→ Task details
Rewrite the material below, replacing "data-label" with "value-label" wherever it occurs and keeping everything else unchanged. Leave the pictures out of your answer.

→ Data for this task
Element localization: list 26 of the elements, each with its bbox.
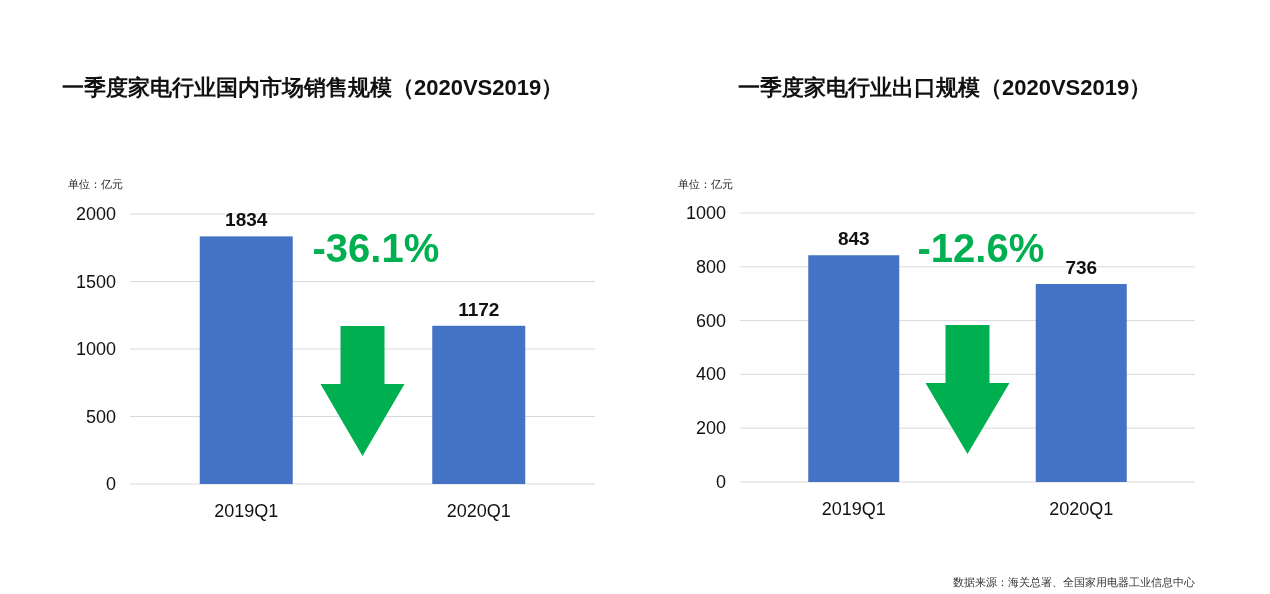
y-tick-label: 1000 [685, 203, 726, 223]
chart-title: 一季度家电行业出口规模（2020VS2019） [738, 75, 1152, 100]
x-tick-label: 2020Q1 [446, 501, 511, 521]
x-tick-label: 2019Q1 [821, 499, 886, 519]
annotation: -36.1% [312, 226, 440, 270]
y-tick-label: 0 [715, 472, 726, 492]
data-label: 843 [837, 228, 870, 250]
source-note: 数据来源：海关总署、全国家用电器工业信息中心 [953, 576, 1195, 588]
y-tick-label: 500 [85, 406, 116, 427]
y-tick-label: 1000 [75, 339, 116, 359]
y-tick-label: 600 [695, 310, 726, 331]
chart-title: 一季度家电行业国内市场销售规模（2020VS2019） [62, 75, 564, 100]
text: 单位：亿元 [68, 178, 123, 190]
y-tick-label: 200 [695, 418, 726, 439]
data-label: 736 [1065, 257, 1098, 279]
y-tick-label: 2000 [75, 204, 116, 224]
y-tick-label: 400 [695, 364, 726, 385]
data-label: 1834 [225, 209, 268, 231]
text: 单位：亿元 [678, 178, 733, 190]
data-label: 1172 [458, 298, 500, 320]
annotation: -12.6% [917, 226, 1045, 270]
y-tick-label: 1500 [75, 271, 116, 292]
y-tick-label: 800 [695, 256, 726, 277]
x-tick-label: 2019Q1 [214, 501, 279, 521]
y-tick-label: 0 [105, 474, 116, 494]
x-tick-label: 2020Q1 [1049, 499, 1114, 519]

→ Task solution
Element localization: list 26 of the elements, each with its bbox.
y-tick-label: 1000 [685, 203, 726, 223]
chart-title: 一季度家电行业出口规模（2020VS2019） [738, 75, 1152, 100]
x-tick-label: 2020Q1 [446, 501, 511, 521]
x-tick-label: 2019Q1 [821, 499, 886, 519]
annotation: -36.1% [312, 226, 440, 270]
y-tick-label: 0 [715, 472, 726, 492]
value-label: 843 [837, 228, 870, 250]
source-note: 数据来源：海关总署、全国家用电器工业信息中心 [953, 576, 1195, 588]
y-tick-label: 500 [85, 406, 116, 427]
y-tick-label: 1000 [75, 339, 116, 359]
y-tick-label: 600 [695, 310, 726, 331]
chart-title: 一季度家电行业国内市场销售规模（2020VS2019） [62, 75, 564, 100]
text: 单位：亿元 [68, 178, 123, 190]
y-tick-label: 200 [695, 418, 726, 439]
value-label: 736 [1065, 257, 1098, 279]
y-tick-label: 2000 [75, 204, 116, 224]
y-tick-label: 400 [695, 364, 726, 385]
value-label: 1834 [225, 209, 268, 231]
text: 单位：亿元 [678, 178, 733, 190]
value-label: 1172 [458, 298, 500, 320]
annotation: -12.6% [917, 226, 1045, 270]
y-tick-label: 1500 [75, 271, 116, 292]
y-tick-label: 800 [695, 256, 726, 277]
x-tick-label: 2019Q1 [214, 501, 279, 521]
y-tick-label: 0 [105, 474, 116, 494]
x-tick-label: 2020Q1 [1049, 499, 1114, 519]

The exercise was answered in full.